* _Collected data_:
--------
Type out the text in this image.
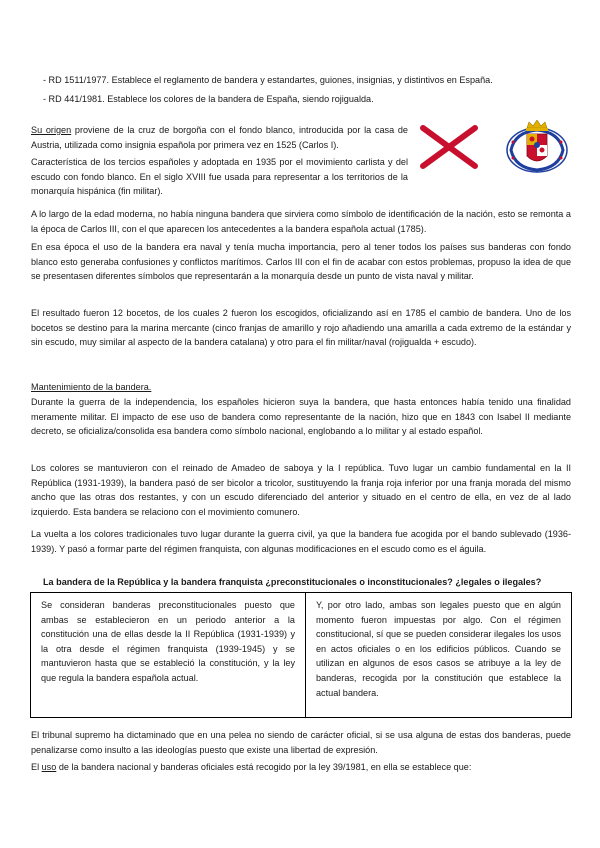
- RD 1511/1977. Establece el reglamento de bandera y estandartes, guiones, insignias, y distintivos en España.

- RD 441/1981. Establece los colores de la bandera de España, siendo rojigualda.

Su origen proviene de la cruz de borgoña con el fondo blanco, introducida por la casa de Austria, utilizada como insignia española por primera vez en 1525 (Carlos I).

Característica de los tercios españoles y adoptada en 1935 por el movimiento carlista y del escudo con fondo blanco. En el siglo XVIII fue usada para representar a los territorios de la monarquía hispánica (fin militar).

A lo largo de la edad moderna, no había ninguna bandera que sirviera como símbolo de identificación de la nación, esto se remonta a la época de Carlos III, con el que aparecen los antecedentes a la bandera española actual (1785).

En esa época el uso de la bandera era naval y tenía mucha importancia, pero al tener todos los países sus banderas con fondo blanco esto generaba confusiones y conflictos marítimos. Carlos III con el fin de acabar con estos problemas, propuso la idea de que se presentasen diferentes símbolos que representarán a la monarquía desde un punto de vista naval y militar.

El resultado fueron 12 bocetos, de los cuales 2 fueron los escogidos, oficializando así en 1785 el cambio de bandera. Uno de los bocetos se destino para la marina mercante (cinco franjas de amarillo y rojo añadiendo una amarilla a cada extremo de la estándar y sin escudo, muy similar al aspecto de la bandera catalana) y otro para el fin militar/naval (rojigualda + escudo).

Mantenimiento de la bandera.

Durante la guerra de la independencia, los españoles hicieron suya la bandera, que hasta entonces había tenido una finalidad meramente militar. El impacto de ese uso de bandera como representante de la nación, hizo que en 1843 con Isabel II mediante decreto, se oficializa/consolida esa bandera como símbolo nacional, englobando a lo militar y al estado español.

Los colores se mantuvieron con el reinado de Amadeo de saboya y la I república. Tuvo lugar un cambio fundamental en la II República (1931-1939), la bandera pasó de ser bicolor a tricolor, sustituyendo la franja roja inferior por una franja morada del mismo ancho que las otras dos restantes, y con un escudo diferenciado del anterior y situado en el centro de ella, en vez de al lado izquierdo. Esta bandera se relaciono con el movimiento comunero.

La vuelta a los colores tradicionales tuvo lugar durante la guerra civil, ya que la bandera fue acogida por el bando sublevado (1936-1939). Y pasó a formar parte del régimen franquista, con algunas modificaciones en el escudo como es el águila.

La bandera de la República y la bandera franquista ¿preconstitucionales o inconstitucionales? ¿legales o ilegales?

Se consideran banderas preconstitucionales puesto que ambas se establecieron en un periodo anterior a la constitución una de ellas desde la II República (1931-1939) y la otra desde el régimen franquista (1939-1945) y se mantuvieron hasta que se estableció la constitución, y la ley que regula la bandera española actual.	Y, por otro lado, ambas son legales puesto que en algún momento fueron impuestas por algo. Con el régimen constitucional, sí que se pueden considerar ilegales los usos en actos oficiales o en los edificios públicos. Cuando se utilizan en algunos de esos casos se atribuye a la ley de banderas, recogida por la constitución que establece la actual bandera.

El tribunal supremo ha dictaminado que en una pelea no siendo de carácter oficial, si se usa alguna de estas dos banderas, puede penalizarse como insulto a las ideologías puesto que existe una libertad de expresión.

El uso de la bandera nacional y banderas oficiales está recogido por la ley 39/1981, en ella se establece que:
--------
* _The task_: Reproduce the data verbatim. Do not carry any picture into the copy.

* _Result_:
Type out the text in this image.
- RD 1511/1977. Establece el reglamento de bandera y estandartes, guiones, insignias, y distintivos en España.

- RD 441/1981. Establece los colores de la bandera de España, siendo rojigualda.

Su origen proviene de la cruz de borgoña con el fondo blanco, introducida por la casa de Austria, utilizada como insignia española por primera vez en 1525 (Carlos I).

Característica de los tercios españoles y adoptada en 1935 por el movimiento carlista y del escudo con fondo blanco. En el siglo XVIII fue usada para representar a los territorios de la monarquía hispánica (fin militar).

A lo largo de la edad moderna, no había ninguna bandera que sirviera como símbolo de identificación de la nación, esto se remonta a la época de Carlos III, con el que aparecen los antecedentes a la bandera española actual (1785).

En esa época el uso de la bandera era naval y tenía mucha importancia, pero al tener todos los países sus banderas con fondo blanco esto generaba confusiones y conflictos marítimos. Carlos III con el fin de acabar con estos problemas, propuso la idea de que se presentasen diferentes símbolos que representarán a la monarquía desde un punto de vista naval y militar.

El resultado fueron 12 bocetos, de los cuales 2 fueron los escogidos, oficializando así en 1785 el cambio de bandera. Uno de los bocetos se destino para la marina mercante (cinco franjas de amarillo y rojo añadiendo una amarilla a cada extremo de la estándar y sin escudo, muy similar al aspecto de la bandera catalana) y otro para el fin militar/naval (rojigualda + escudo).

Mantenimiento de la bandera.

Durante la guerra de la independencia, los españoles hicieron suya la bandera, que hasta entonces había tenido una finalidad meramente militar. El impacto de ese uso de bandera como representante de la nación, hizo que en 1843 con Isabel II mediante decreto, se oficializa/consolida esa bandera como símbolo nacional, englobando a lo militar y al estado español.

Los colores se mantuvieron con el reinado de Amadeo de saboya y la I república. Tuvo lugar un cambio fundamental en la II República (1931-1939), la bandera pasó de ser bicolor a tricolor, sustituyendo la franja roja inferior por una franja morada del mismo ancho que las otras dos restantes, y con un escudo diferenciado del anterior y situado en el centro de ella, en vez de al lado izquierdo. Esta bandera se relaciono con el movimiento comunero.

La vuelta a los colores tradicionales tuvo lugar durante la guerra civil, ya que la bandera fue acogida por el bando sublevado (1936-1939). Y pasó a formar parte del régimen franquista, con algunas modificaciones en el escudo como es el águila.

La bandera de la República y la bandera franquista ¿preconstitucionales o inconstitucionales? ¿legales o ilegales?

Se consideran banderas preconstitucionales puesto que ambas se establecieron en un periodo anterior a la constitución una de ellas desde la II República (1931-1939) y la otra desde el régimen franquista (1939-1945) y se mantuvieron hasta que se estableció la constitución, y la ley que regula la bandera española actual.	Y, por otro lado, ambas son legales puesto que en algún momento fueron impuestas por algo. Con el régimen constitucional, sí que se pueden considerar ilegales los usos en actos oficiales o en los edificios públicos. Cuando se utilizan en algunos de esos casos se atribuye a la ley de banderas, recogida por la constitución que establece la actual bandera.

El tribunal supremo ha dictaminado que en una pelea no siendo de carácter oficial, si se usa alguna de estas dos banderas, puede penalizarse como insulto a las ideologías puesto que existe una libertad de expresión.

El uso de la bandera nacional y banderas oficiales está recogido por la ley 39/1981, en ella se establece que:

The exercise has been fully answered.